• _Exercise brief_
Gather every line holding the string "Комплексы".

◆ ◆ ◆ ◆ ◆ ◆ ◆

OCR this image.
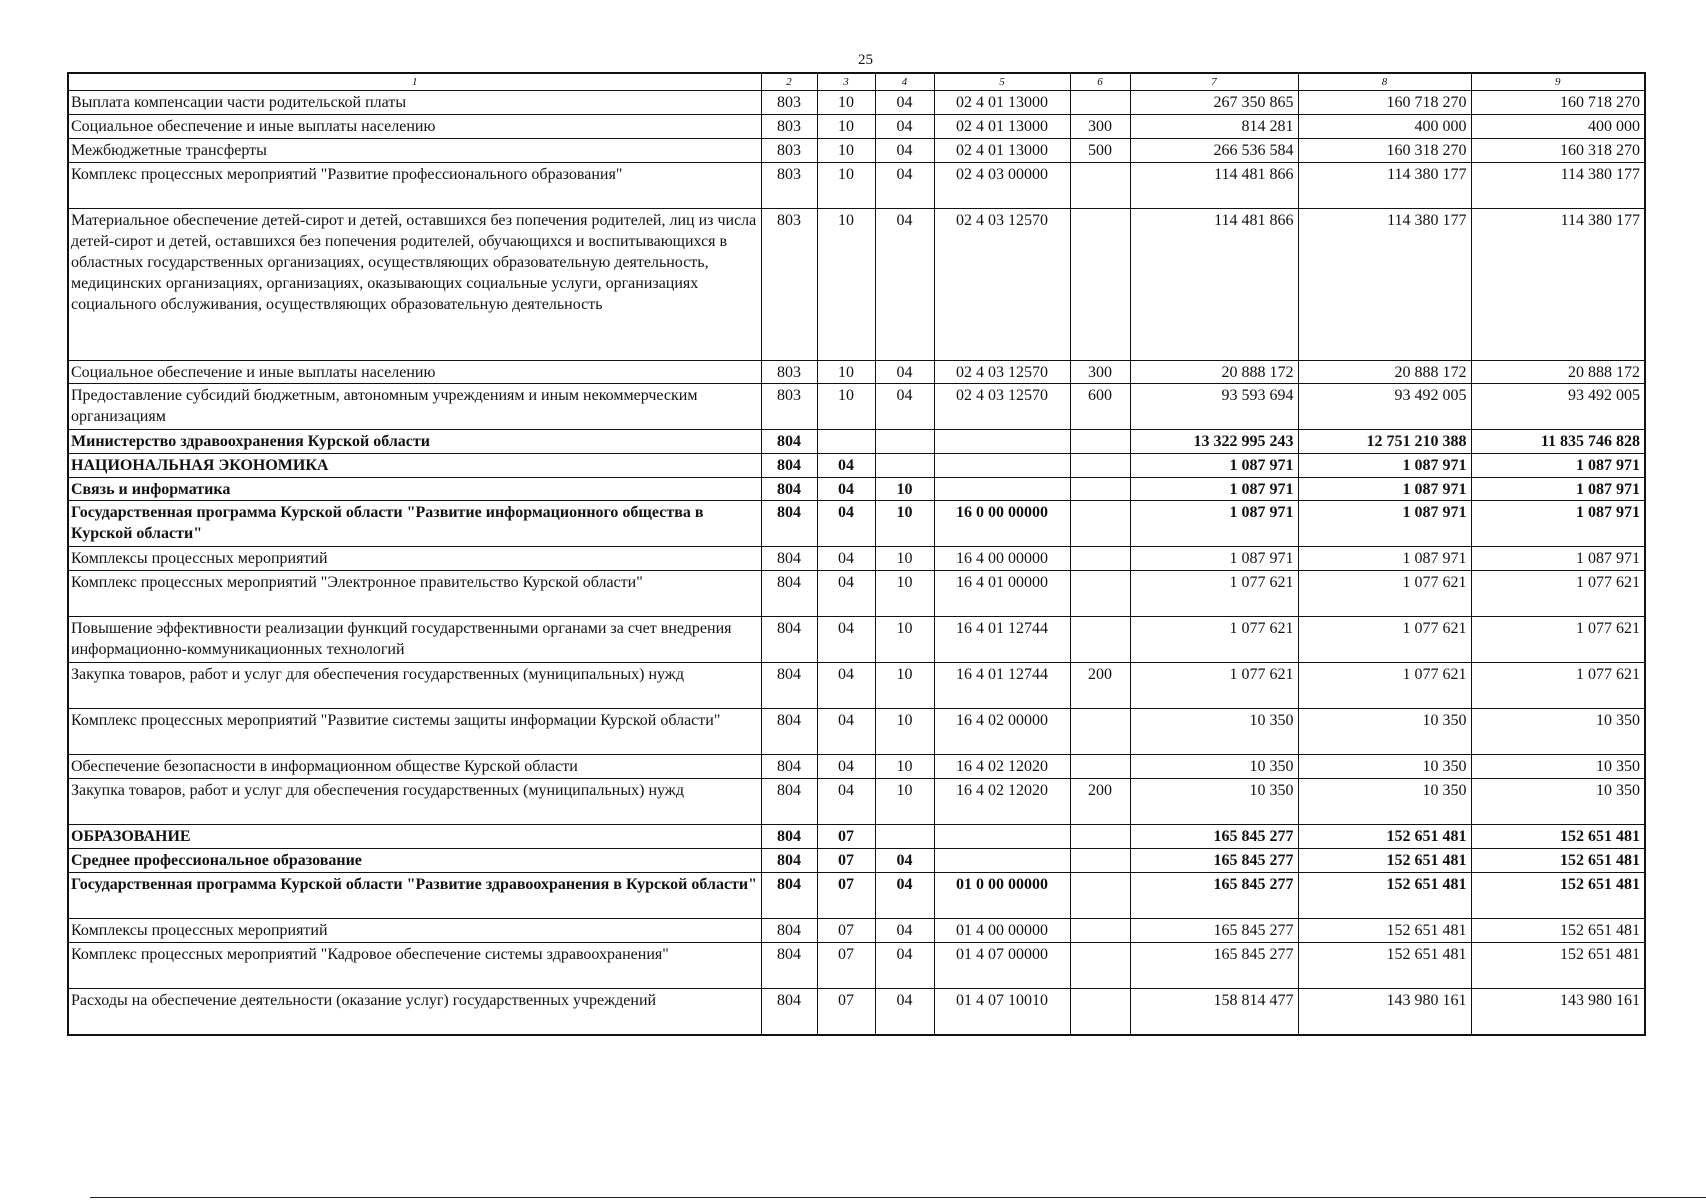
25
1	2	3	4	5	6	7	8	9
Выплата компенсации части родительской платы	803	10	04	02 4 01 13000		267 350 865	160 718 270	160 718 270
Социальное обеспечение и иные выплаты населению	803	10	04	02 4 01 13000	300	814 281	400 000	400 000
Межбюджетные трансферты	803	10	04	02 4 01 13000	500	266 536 584	160 318 270	160 318 270
Комплекс процессных мероприятий "Развитие профессионального образования"	803	10	04	02 4 03 00000		114 481 866	114 380 177	114 380 177
Материальное обеспечение детей-сирот и детей, оставшихся без попечения родителей, лиц из числа детей-сирот и детей, оставшихся без попечения родителей, обучающихся и воспитывающихся в областных государственных организациях, осуществляющих образовательную деятельность, медицинских организациях, организациях, оказывающих социальные услуги, организациях социального обслуживания, осуществляющих образовательную деятельность	803	10	04	02 4 03 12570		114 481 866	114 380 177	114 380 177
Социальное обеспечение и иные выплаты населению	803	10	04	02 4 03 12570	300	20 888 172	20 888 172	20 888 172
Предоставление субсидий бюджетным, автономным учреждениям и иным некоммерческим организациям	803	10	04	02 4 03 12570	600	93 593 694	93 492 005	93 492 005
Министерство здравоохранения Курской области	804					13 322 995 243	12 751 210 388	11 835 746 828
НАЦИОНАЛЬНАЯ ЭКОНОМИКА	804	04				1 087 971	1 087 971	1 087 971
Связь и информатика	804	04	10			1 087 971	1 087 971	1 087 971
Государственная программа Курской области "Развитие информационного общества в Курской области"	804	04	10	16 0 00 00000		1 087 971	1 087 971	1 087 971
Комплексы процессных мероприятий	804	04	10	16 4 00 00000		1 087 971	1 087 971	1 087 971
Комплекс процессных мероприятий "Электронное правительство Курской области"	804	04	10	16 4 01 00000		1 077 621	1 077 621	1 077 621
Повышение эффективности реализации функций государственными органами за счет внедрения информационно-коммуникационных технологий	804	04	10	16 4 01 12744		1 077 621	1 077 621	1 077 621
Закупка товаров, работ и услуг для обеспечения государственных (муниципальных) нужд	804	04	10	16 4 01 12744	200	1 077 621	1 077 621	1 077 621
Комплекс процессных мероприятий "Развитие системы защиты информации Курской области"	804	04	10	16 4 02 00000		10 350	10 350	10 350
Обеспечение безопасности в информационном обществе Курской области	804	04	10	16 4 02 12020		10 350	10 350	10 350
Закупка товаров, работ и услуг для обеспечения государственных (муниципальных) нужд	804	04	10	16 4 02 12020	200	10 350	10 350	10 350
ОБРАЗОВАНИЕ	804	07				165 845 277	152 651 481	152 651 481
Среднее профессиональное образование	804	07	04			165 845 277	152 651 481	152 651 481
Государственная программа Курской области "Развитие здравоохранения в Курской области"	804	07	04	01 0 00 00000		165 845 277	152 651 481	152 651 481
Комплексы процессных мероприятий	804	07	04	01 4 00 00000		165 845 277	152 651 481	152 651 481
Комплекс процессных мероприятий "Кадровое обеспечение системы здравоохранения"	804	07	04	01 4 07 00000		165 845 277	152 651 481	152 651 481
Расходы на обеспечение деятельности (оказание услуг) государственных учреждений	804	07	04	01 4 07 10010		158 814 477	143 980 161	143 980 161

◆ ◆ ◆ ◆ ◆ ◆ ◆

• _Finished exercise_
Комплексы процессных мероприятий	804	04	10	16 4 00 00000		1 087 971	1 087 971	1 087 971
Комплексы процессных мероприятий	804	07	04	01 4 00 00000		165 845 277	152 651 481	152 651 481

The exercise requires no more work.